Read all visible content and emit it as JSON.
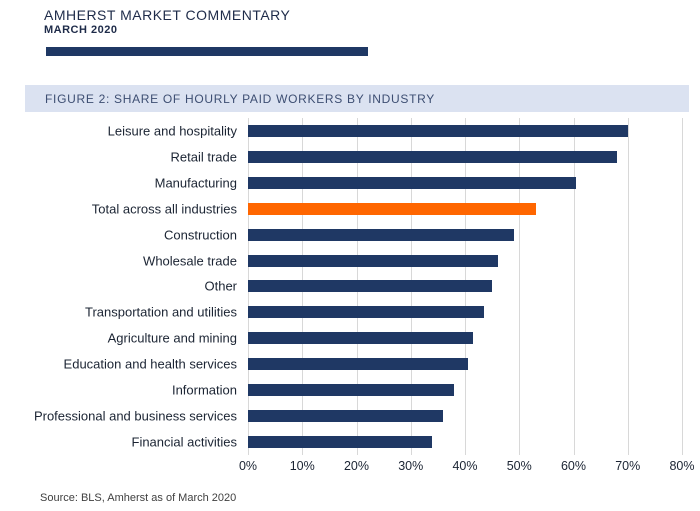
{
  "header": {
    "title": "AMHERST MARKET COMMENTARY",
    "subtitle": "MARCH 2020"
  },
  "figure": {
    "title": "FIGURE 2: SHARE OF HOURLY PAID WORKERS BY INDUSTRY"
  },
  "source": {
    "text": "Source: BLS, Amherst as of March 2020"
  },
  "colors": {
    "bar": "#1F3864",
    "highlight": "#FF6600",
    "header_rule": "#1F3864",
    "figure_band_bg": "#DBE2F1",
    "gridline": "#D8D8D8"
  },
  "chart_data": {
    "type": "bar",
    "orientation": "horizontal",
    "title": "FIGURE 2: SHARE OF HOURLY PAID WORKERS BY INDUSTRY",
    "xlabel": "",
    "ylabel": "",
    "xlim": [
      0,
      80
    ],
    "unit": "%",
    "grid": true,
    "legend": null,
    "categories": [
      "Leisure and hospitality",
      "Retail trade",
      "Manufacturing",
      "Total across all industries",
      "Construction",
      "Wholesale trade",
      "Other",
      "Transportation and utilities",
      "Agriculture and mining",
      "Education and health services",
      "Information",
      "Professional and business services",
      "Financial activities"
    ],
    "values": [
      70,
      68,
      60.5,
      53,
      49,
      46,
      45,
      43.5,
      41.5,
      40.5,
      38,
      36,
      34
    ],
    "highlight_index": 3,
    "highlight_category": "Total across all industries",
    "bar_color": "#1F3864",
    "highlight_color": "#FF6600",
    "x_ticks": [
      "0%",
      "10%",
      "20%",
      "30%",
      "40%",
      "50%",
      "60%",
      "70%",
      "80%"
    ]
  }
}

——

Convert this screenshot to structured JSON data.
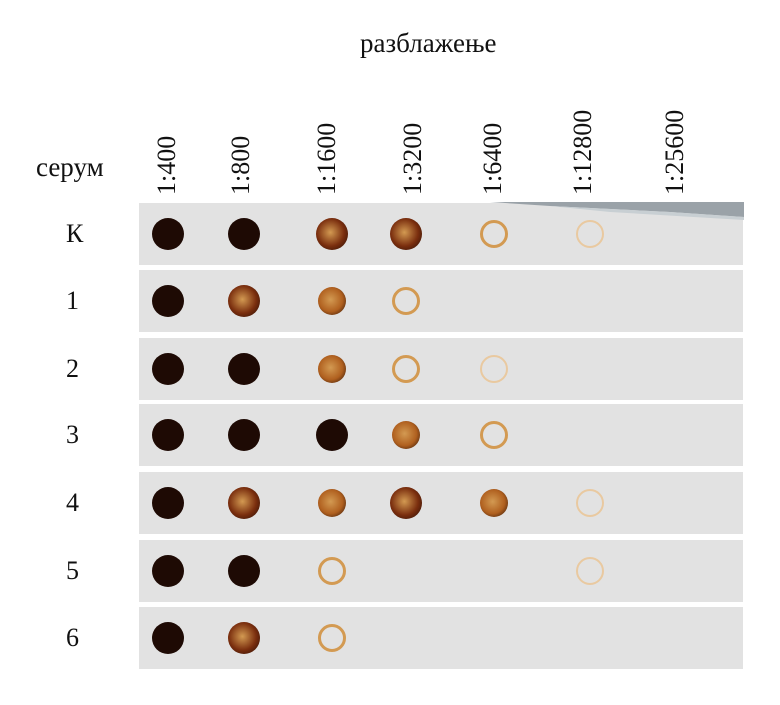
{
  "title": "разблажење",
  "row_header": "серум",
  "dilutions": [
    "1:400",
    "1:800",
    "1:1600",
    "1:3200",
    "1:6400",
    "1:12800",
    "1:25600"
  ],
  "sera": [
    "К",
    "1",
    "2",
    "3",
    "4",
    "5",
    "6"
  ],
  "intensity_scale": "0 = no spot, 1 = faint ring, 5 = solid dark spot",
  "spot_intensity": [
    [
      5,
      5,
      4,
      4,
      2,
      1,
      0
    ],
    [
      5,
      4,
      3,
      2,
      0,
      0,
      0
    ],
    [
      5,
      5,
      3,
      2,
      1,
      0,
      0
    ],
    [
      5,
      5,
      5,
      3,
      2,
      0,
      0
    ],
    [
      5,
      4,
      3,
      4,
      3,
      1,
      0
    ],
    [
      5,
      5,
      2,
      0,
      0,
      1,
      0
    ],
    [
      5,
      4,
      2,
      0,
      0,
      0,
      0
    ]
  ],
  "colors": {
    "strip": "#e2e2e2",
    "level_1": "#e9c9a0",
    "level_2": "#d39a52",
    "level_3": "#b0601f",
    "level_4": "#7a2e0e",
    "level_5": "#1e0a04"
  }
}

——

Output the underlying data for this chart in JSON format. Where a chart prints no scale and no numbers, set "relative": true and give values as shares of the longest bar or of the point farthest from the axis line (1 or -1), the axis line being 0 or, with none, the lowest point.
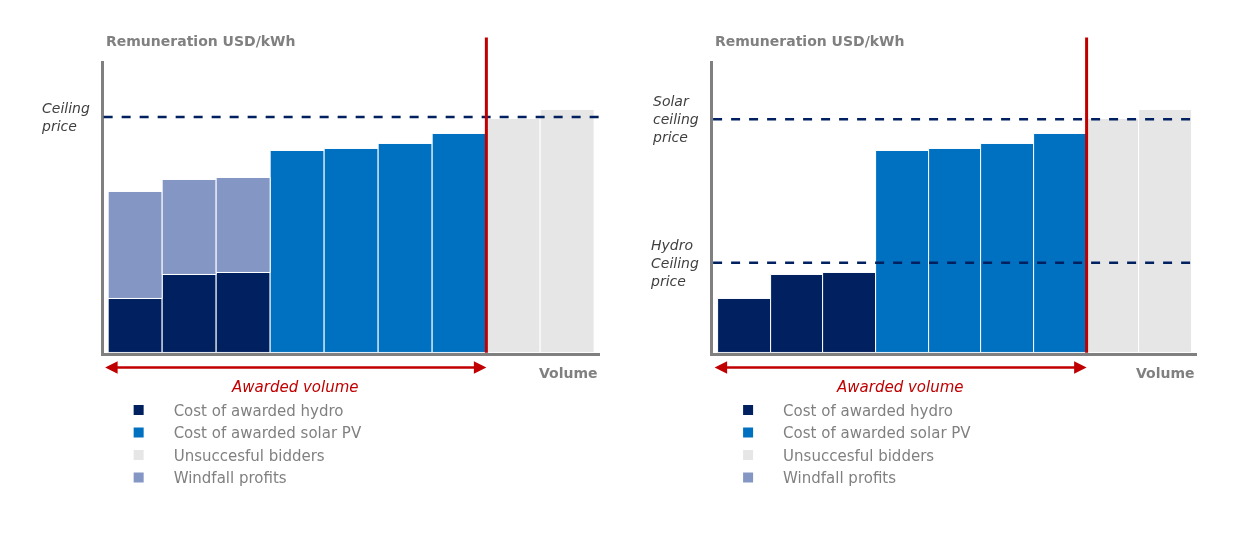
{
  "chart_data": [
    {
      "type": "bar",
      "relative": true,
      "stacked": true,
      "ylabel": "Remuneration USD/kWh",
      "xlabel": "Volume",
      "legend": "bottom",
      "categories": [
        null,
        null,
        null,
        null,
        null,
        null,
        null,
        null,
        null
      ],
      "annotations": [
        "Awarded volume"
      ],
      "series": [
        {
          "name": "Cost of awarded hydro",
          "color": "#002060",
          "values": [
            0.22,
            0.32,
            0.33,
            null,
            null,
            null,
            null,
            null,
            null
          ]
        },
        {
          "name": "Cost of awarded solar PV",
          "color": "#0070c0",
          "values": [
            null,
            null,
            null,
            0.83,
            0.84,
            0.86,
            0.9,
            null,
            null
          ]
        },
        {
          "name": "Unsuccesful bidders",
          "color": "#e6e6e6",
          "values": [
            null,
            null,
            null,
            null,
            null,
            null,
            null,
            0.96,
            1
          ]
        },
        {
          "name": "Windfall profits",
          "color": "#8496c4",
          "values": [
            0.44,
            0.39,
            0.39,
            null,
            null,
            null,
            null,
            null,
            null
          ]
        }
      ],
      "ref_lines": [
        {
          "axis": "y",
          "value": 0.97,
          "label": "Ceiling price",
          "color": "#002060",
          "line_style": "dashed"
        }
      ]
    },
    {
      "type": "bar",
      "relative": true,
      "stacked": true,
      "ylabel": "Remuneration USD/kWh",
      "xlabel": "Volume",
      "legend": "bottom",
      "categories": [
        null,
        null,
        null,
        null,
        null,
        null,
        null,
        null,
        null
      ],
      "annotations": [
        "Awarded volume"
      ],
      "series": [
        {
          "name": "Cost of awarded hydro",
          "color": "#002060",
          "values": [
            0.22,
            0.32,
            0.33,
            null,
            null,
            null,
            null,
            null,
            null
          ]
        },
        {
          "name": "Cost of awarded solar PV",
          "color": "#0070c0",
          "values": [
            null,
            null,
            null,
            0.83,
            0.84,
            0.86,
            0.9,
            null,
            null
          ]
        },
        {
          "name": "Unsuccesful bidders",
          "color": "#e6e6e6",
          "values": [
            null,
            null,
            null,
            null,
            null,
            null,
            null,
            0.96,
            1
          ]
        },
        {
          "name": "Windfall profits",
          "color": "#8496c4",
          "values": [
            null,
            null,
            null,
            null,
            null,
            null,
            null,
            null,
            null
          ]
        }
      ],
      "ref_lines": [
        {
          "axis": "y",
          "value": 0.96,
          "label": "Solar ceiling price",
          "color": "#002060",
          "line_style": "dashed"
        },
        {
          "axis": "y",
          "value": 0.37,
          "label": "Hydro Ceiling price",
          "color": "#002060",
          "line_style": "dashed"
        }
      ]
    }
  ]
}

——

Tally how many lines of the records hold the word "industries". Answer with the number only.

◆ WRITTEN RESPONSE ◆
2